- Exercise inputs
- - - - - - -
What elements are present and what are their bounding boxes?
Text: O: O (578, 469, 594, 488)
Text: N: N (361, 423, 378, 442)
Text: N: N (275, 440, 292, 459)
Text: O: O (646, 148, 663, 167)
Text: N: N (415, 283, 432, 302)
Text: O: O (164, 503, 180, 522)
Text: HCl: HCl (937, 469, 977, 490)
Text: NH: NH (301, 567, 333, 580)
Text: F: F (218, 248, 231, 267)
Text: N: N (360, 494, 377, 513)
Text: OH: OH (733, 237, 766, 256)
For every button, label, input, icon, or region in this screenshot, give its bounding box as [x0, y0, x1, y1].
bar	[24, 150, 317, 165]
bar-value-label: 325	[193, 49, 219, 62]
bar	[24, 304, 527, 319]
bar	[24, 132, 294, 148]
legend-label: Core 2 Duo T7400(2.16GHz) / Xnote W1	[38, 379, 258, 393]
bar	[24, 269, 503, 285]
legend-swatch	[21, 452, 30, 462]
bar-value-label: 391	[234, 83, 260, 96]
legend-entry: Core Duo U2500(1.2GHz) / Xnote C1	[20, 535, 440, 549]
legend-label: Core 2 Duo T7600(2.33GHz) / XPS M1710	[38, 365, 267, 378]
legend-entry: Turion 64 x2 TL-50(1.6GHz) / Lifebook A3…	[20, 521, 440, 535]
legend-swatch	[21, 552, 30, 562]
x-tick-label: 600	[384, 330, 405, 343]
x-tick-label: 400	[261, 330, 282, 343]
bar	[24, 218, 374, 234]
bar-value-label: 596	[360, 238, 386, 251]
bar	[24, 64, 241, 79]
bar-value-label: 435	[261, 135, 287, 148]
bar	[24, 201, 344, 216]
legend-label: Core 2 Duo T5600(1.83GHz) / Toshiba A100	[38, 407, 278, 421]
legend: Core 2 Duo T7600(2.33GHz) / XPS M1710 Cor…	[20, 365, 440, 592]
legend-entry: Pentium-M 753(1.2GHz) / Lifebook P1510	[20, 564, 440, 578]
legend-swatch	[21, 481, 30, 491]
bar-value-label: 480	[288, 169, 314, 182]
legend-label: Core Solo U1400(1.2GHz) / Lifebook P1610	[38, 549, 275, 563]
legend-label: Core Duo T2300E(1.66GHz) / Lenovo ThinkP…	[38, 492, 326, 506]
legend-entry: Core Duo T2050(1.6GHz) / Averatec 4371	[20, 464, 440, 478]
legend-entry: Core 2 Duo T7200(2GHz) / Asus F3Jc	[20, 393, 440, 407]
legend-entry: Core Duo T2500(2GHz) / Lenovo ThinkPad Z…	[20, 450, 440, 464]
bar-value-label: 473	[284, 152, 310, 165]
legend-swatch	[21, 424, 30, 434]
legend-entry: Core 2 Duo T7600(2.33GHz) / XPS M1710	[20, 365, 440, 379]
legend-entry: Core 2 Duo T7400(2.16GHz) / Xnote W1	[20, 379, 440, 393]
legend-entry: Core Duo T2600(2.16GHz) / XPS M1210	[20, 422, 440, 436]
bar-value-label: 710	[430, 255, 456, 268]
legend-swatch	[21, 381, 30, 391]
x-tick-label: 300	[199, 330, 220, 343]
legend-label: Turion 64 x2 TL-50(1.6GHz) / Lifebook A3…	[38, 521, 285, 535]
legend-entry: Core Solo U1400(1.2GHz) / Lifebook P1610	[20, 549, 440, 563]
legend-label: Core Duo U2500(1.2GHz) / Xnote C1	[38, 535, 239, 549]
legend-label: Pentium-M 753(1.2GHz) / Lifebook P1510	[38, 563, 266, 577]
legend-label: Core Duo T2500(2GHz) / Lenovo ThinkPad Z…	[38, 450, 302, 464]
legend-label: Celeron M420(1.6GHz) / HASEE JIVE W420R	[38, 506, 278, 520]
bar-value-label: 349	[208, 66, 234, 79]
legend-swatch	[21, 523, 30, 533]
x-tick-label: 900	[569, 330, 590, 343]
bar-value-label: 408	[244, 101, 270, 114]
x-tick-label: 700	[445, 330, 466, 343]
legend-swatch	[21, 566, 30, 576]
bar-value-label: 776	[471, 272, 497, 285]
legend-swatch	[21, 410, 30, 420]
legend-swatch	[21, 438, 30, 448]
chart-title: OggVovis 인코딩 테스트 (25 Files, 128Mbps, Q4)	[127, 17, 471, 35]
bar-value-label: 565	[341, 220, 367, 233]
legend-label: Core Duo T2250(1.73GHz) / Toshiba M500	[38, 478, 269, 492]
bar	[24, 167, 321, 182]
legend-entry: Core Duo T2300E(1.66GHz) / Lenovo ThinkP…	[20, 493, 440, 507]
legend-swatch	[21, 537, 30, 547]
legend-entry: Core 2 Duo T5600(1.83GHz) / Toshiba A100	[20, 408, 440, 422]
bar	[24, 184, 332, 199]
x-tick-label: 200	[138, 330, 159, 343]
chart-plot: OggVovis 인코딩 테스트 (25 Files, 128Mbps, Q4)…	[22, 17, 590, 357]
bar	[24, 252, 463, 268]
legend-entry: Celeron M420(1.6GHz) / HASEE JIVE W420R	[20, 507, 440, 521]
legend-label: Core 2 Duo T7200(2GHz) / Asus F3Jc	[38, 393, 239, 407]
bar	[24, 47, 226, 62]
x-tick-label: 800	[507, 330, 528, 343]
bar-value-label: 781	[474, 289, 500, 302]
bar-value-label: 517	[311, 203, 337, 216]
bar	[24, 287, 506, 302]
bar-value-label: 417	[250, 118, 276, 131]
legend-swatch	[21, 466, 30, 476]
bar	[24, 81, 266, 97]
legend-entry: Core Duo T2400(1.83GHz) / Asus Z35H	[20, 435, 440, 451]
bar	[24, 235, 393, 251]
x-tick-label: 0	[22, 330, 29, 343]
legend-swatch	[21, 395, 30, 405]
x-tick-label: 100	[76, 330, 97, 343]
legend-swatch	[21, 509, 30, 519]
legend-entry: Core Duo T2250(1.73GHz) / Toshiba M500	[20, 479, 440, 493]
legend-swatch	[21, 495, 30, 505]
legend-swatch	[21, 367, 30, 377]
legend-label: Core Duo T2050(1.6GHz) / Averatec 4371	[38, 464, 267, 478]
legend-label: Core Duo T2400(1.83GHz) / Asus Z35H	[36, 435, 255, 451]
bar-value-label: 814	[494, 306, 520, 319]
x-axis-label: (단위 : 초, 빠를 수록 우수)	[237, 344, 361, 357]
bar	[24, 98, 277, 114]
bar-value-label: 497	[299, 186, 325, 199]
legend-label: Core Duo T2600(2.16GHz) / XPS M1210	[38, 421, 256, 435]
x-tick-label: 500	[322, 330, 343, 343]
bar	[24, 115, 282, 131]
- - - - - - -
- Task directions
Extract every line of the items above and reproduce each one verbatim, with no alterations.

- Exercise answer
What elements are present and what are their bounding boxes?
Text: O: O (578, 469, 594, 488)
Text: N: N (361, 423, 378, 442)
Text: N: N (275, 440, 292, 459)
Text: O: O (646, 148, 663, 167)
Text: N: N (415, 283, 432, 302)
Text: O: O (164, 503, 180, 522)
Text: HCl: HCl (937, 469, 977, 490)
Text: NH: NH (301, 567, 333, 580)
Text: F: F (218, 248, 231, 267)
Text: N: N (360, 494, 377, 513)
Text: OH: OH (733, 237, 766, 256)
For every button, label, input, icon, or region in this screenshot, give its bounding box as [x0, y0, x1, y1].
bar	[24, 150, 317, 165]
bar-value-label: 325	[193, 49, 219, 62]
bar	[24, 304, 527, 319]
bar	[24, 132, 294, 148]
legend-label: Core 2 Duo T7400(2.16GHz) / Xnote W1	[38, 379, 258, 393]
bar	[24, 269, 503, 285]
legend-swatch	[21, 452, 30, 462]
bar-value-label: 391	[234, 83, 260, 96]
legend-entry: Core Duo U2500(1.2GHz) / Xnote C1	[20, 535, 440, 549]
legend-label: Core 2 Duo T7600(2.33GHz) / XPS M1710	[38, 365, 267, 378]
legend-entry: Turion 64 x2 TL-50(1.6GHz) / Lifebook A3…	[20, 521, 440, 535]
legend-swatch	[21, 552, 30, 562]
x-tick-label: 600	[384, 330, 405, 343]
x-tick-label: 400	[261, 330, 282, 343]
bar	[24, 218, 374, 234]
bar-value-label: 596	[360, 238, 386, 251]
bar	[24, 64, 241, 79]
bar-value-label: 435	[261, 135, 287, 148]
bar	[24, 201, 344, 216]
legend-label: Core 2 Duo T5600(1.83GHz) / Toshiba A100	[38, 407, 278, 421]
legend: Core 2 Duo T7600(2.33GHz) / XPS M1710 Cor…	[20, 365, 440, 592]
legend-entry: Pentium-M 753(1.2GHz) / Lifebook P1510	[20, 564, 440, 578]
legend-swatch	[21, 481, 30, 491]
bar-value-label: 480	[288, 169, 314, 182]
legend-label: Core Solo U1400(1.2GHz) / Lifebook P1610	[38, 549, 275, 563]
legend-label: Core Duo T2300E(1.66GHz) / Lenovo ThinkP…	[38, 492, 326, 506]
legend-entry: Core Duo T2050(1.6GHz) / Averatec 4371	[20, 464, 440, 478]
legend-entry: Core 2 Duo T7200(2GHz) / Asus F3Jc	[20, 393, 440, 407]
legend-entry: Core Duo T2500(2GHz) / Lenovo ThinkPad Z…	[20, 450, 440, 464]
bar-value-label: 473	[284, 152, 310, 165]
legend-swatch	[21, 424, 30, 434]
legend-entry: Core 2 Duo T7600(2.33GHz) / XPS M1710	[20, 365, 440, 379]
legend-entry: Core 2 Duo T7400(2.16GHz) / Xnote W1	[20, 379, 440, 393]
legend-entry: Core Duo T2600(2.16GHz) / XPS M1210	[20, 422, 440, 436]
bar-value-label: 710	[430, 255, 456, 268]
legend-swatch	[21, 381, 30, 391]
x-tick-label: 300	[199, 330, 220, 343]
legend-label: Turion 64 x2 TL-50(1.6GHz) / Lifebook A3…	[38, 521, 285, 535]
legend-entry: Core Solo U1400(1.2GHz) / Lifebook P1610	[20, 549, 440, 563]
legend-label: Core Duo U2500(1.2GHz) / Xnote C1	[38, 535, 239, 549]
legend-label: Pentium-M 753(1.2GHz) / Lifebook P1510	[38, 563, 266, 577]
legend-label: Core Duo T2500(2GHz) / Lenovo ThinkPad Z…	[38, 450, 302, 464]
legend-label: Celeron M420(1.6GHz) / HASEE JIVE W420R	[38, 506, 278, 520]
bar-value-label: 349	[208, 66, 234, 79]
legend-swatch	[21, 523, 30, 533]
x-tick-label: 900	[569, 330, 590, 343]
bar-value-label: 408	[244, 101, 270, 114]
x-tick-label: 700	[445, 330, 466, 343]
legend-swatch	[21, 566, 30, 576]
bar-value-label: 776	[471, 272, 497, 285]
legend-swatch	[21, 410, 30, 420]
legend-swatch	[21, 438, 30, 448]
chart-title: OggVovis 인코딩 테스트 (25 Files, 128Mbps, Q4)	[127, 17, 471, 35]
bar-value-label: 565	[341, 220, 367, 233]
legend-label: Core Duo T2250(1.73GHz) / Toshiba M500	[38, 478, 269, 492]
bar	[24, 167, 321, 182]
legend-entry: Core Duo T2300E(1.66GHz) / Lenovo ThinkP…	[20, 493, 440, 507]
legend-swatch	[21, 537, 30, 547]
legend-entry: Core 2 Duo T5600(1.83GHz) / Toshiba A100	[20, 408, 440, 422]
bar	[24, 184, 332, 199]
x-tick-label: 200	[138, 330, 159, 343]
chart-plot: OggVovis 인코딩 테스트 (25 Files, 128Mbps, Q4)…	[22, 17, 590, 357]
bar	[24, 252, 463, 268]
legend-entry: Celeron M420(1.6GHz) / HASEE JIVE W420R	[20, 507, 440, 521]
legend-label: Core 2 Duo T7200(2GHz) / Asus F3Jc	[38, 393, 239, 407]
bar	[24, 47, 226, 62]
x-tick-label: 800	[507, 330, 528, 343]
bar-value-label: 781	[474, 289, 500, 302]
bar-value-label: 517	[311, 203, 337, 216]
bar	[24, 287, 506, 302]
bar-value-label: 417	[250, 118, 276, 131]
legend-swatch	[21, 466, 30, 476]
bar	[24, 81, 266, 97]
legend-entry: Core Duo T2400(1.83GHz) / Asus Z35H	[20, 435, 440, 451]
bar	[24, 235, 393, 251]
x-tick-label: 0	[22, 330, 29, 343]
legend-swatch	[21, 395, 30, 405]
x-tick-label: 100	[76, 330, 97, 343]
legend-swatch	[21, 509, 30, 519]
legend-entry: Core Duo T2250(1.73GHz) / Toshiba M500	[20, 479, 440, 493]
legend-swatch	[21, 495, 30, 505]
legend-swatch	[21, 367, 30, 377]
legend-label: Core Duo T2050(1.6GHz) / Averatec 4371	[38, 464, 267, 478]
legend-label: Core Duo T2400(1.83GHz) / Asus Z35H	[36, 435, 255, 451]
bar-value-label: 814	[494, 306, 520, 319]
x-axis-label: (단위 : 초, 빠를 수록 우수)	[237, 344, 361, 357]
bar	[24, 98, 277, 114]
bar-value-label: 497	[299, 186, 325, 199]
legend-label: Core Duo T2600(2.16GHz) / XPS M1210	[38, 421, 256, 435]
x-tick-label: 500	[322, 330, 343, 343]
bar	[24, 115, 282, 131]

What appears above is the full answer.